▶ [OBJECTIVE] Please extract the part of the IHPSTAT newsletter article starting at "IHPSTAT Provides Run-Time" and ending at "avoid these problems.", copied word for word.

▶ [SELECTED EXTRACT]
ARSC T3D Users' Newsletter 97, July 26, 1996

IHPSTAT Provides Run-Time Stats on Available Memory

"IHPSTAT" is a UNICOS library routine which you can call from your programs (see "man IHPSTAT"). It returns statistics about the heap.

You can use IHPSTAT to check the availability of memory, at run-time. You might want to do this even if your code itself does not allocate memory dynamically: it might call library routines which do. If you get unexpected out-of-memory conditions, you can instrument your code with IHPSTAT to help locate and avoid these problems.

What follows is a makefile, a sample program, and some output to demonstrate IHPSTAT. It causes the system library routine, OPEN, to fail on an out-of-memory condition.

The program allocates a chunk of static memory, then dynamically allocates ten blocks, one at a time, until failure or done. At every step, it prints all of IHPSTAT's available information. This allows us to watch the heap approach critical limits. After the allocation loop, the program attempts to open a file, write to it, and close it.

▶ [MATERIAL]

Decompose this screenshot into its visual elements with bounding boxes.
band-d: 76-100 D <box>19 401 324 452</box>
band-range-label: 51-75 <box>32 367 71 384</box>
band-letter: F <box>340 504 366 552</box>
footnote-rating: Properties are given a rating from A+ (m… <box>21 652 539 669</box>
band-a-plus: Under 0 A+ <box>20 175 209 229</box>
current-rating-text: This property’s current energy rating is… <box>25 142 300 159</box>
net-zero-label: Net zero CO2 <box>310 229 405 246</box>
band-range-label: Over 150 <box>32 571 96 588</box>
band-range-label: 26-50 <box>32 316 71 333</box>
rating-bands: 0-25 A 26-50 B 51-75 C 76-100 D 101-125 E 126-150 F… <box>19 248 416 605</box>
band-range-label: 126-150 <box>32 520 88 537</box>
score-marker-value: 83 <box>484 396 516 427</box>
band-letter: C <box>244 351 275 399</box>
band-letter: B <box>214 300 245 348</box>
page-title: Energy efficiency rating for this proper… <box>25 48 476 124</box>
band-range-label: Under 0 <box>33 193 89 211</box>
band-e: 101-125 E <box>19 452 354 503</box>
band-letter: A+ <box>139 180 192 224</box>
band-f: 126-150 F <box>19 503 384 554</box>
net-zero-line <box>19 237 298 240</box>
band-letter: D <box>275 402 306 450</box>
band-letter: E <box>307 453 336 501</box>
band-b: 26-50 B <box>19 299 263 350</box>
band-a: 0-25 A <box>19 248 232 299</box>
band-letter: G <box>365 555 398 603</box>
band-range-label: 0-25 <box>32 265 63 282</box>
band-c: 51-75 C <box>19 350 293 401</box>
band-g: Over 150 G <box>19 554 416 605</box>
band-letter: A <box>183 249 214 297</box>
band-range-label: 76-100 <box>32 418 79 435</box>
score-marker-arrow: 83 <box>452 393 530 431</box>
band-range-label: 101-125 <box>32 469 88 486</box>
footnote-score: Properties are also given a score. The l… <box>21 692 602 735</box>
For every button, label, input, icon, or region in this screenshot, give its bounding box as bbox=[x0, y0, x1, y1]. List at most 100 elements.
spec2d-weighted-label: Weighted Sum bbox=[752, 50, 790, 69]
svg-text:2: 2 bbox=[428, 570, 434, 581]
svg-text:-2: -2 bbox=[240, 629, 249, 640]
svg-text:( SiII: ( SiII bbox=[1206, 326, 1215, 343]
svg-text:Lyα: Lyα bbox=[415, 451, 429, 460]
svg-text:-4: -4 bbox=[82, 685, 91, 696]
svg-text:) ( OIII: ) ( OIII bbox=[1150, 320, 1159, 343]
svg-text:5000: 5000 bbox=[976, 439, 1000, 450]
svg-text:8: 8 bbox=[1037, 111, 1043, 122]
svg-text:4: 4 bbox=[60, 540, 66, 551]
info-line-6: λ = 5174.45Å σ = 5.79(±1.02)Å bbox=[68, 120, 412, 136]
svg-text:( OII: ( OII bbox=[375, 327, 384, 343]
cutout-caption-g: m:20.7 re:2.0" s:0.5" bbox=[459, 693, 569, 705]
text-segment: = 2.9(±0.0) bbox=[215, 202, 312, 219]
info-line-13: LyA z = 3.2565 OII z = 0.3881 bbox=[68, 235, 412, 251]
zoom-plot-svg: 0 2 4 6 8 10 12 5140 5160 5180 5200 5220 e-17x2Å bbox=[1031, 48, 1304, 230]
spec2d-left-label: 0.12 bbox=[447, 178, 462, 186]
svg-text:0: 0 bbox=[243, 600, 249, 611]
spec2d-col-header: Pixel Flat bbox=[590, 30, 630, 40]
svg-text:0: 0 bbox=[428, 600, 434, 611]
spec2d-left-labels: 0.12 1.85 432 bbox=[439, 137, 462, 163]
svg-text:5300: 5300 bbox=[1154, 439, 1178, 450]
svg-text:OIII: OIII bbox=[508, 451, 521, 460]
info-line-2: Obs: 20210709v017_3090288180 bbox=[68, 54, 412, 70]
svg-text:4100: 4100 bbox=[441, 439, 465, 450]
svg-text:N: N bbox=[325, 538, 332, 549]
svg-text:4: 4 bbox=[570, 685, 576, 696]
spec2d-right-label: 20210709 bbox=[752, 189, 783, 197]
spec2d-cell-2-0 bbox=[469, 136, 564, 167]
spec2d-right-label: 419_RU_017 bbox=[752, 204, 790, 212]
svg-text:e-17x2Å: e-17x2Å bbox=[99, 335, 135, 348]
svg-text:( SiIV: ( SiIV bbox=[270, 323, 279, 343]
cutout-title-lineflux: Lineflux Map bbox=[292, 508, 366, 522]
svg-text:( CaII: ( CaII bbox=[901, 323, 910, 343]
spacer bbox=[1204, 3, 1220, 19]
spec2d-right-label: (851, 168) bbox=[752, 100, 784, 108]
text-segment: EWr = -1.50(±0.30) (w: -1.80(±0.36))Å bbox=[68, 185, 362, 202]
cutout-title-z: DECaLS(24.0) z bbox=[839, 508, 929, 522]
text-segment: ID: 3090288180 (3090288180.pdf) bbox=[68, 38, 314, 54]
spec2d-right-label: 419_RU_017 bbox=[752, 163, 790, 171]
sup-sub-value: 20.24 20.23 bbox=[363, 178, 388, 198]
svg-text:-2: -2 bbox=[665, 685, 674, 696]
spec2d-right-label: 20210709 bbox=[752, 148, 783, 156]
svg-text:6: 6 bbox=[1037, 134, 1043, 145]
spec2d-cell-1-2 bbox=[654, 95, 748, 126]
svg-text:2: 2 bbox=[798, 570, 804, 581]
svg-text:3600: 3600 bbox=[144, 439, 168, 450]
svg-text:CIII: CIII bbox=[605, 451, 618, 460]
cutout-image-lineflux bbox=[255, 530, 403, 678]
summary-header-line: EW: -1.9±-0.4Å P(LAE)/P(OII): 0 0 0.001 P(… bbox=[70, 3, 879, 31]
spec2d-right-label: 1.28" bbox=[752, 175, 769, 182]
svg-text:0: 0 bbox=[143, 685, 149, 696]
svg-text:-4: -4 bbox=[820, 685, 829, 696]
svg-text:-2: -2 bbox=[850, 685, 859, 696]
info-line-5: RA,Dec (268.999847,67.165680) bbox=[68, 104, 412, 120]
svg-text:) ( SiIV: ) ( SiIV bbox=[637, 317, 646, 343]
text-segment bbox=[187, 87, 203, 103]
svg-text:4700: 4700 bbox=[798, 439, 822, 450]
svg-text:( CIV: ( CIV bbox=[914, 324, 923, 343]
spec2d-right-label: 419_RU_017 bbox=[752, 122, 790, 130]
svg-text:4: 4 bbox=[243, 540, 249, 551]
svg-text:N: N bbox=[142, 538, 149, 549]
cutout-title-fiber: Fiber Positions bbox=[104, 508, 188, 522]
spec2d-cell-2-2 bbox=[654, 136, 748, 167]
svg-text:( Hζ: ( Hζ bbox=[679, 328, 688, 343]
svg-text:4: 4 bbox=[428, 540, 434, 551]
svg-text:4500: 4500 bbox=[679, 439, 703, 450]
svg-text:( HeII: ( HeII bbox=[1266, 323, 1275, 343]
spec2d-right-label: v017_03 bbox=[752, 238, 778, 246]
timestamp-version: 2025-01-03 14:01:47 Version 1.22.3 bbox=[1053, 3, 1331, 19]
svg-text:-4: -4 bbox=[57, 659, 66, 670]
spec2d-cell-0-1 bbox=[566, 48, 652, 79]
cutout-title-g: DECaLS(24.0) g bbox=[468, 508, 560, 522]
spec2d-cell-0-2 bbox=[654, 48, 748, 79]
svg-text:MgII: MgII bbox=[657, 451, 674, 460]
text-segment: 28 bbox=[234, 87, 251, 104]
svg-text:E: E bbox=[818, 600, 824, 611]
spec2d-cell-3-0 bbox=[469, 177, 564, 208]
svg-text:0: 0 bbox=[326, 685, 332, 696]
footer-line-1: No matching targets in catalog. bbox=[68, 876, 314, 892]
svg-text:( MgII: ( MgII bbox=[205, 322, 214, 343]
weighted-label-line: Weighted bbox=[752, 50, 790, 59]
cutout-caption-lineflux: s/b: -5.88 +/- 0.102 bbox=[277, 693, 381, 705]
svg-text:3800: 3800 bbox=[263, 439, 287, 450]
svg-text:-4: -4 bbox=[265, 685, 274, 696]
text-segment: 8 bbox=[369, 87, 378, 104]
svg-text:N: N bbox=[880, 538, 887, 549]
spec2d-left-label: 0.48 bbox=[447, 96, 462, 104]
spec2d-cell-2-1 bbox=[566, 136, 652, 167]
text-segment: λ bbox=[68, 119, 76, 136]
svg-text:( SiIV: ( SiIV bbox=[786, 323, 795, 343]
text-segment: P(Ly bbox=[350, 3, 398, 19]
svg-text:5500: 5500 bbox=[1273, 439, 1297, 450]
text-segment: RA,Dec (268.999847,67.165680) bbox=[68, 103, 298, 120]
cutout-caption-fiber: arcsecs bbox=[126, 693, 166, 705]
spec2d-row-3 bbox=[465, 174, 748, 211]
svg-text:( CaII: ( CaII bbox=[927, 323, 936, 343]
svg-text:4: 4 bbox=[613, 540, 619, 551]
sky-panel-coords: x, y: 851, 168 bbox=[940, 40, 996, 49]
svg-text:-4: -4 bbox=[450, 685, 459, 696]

▶ [ANSWER TO THIS PROBLEM]
IHPSTAT Provides Run-Time Stats on Available Memory

"IHPSTAT" is a UNICOS library routine which you can call from your programs (see "man IHPSTAT"). It returns statistics about the heap.

You can use IHPSTAT to check the availability of memory, at run-time. You might want to do this even if your code itself does not allocate memory dynamically: it might call library routines which do. If you get unexpected out-of-memory conditions, you can instrument your code with IHPSTAT to help locate and avoid these problems.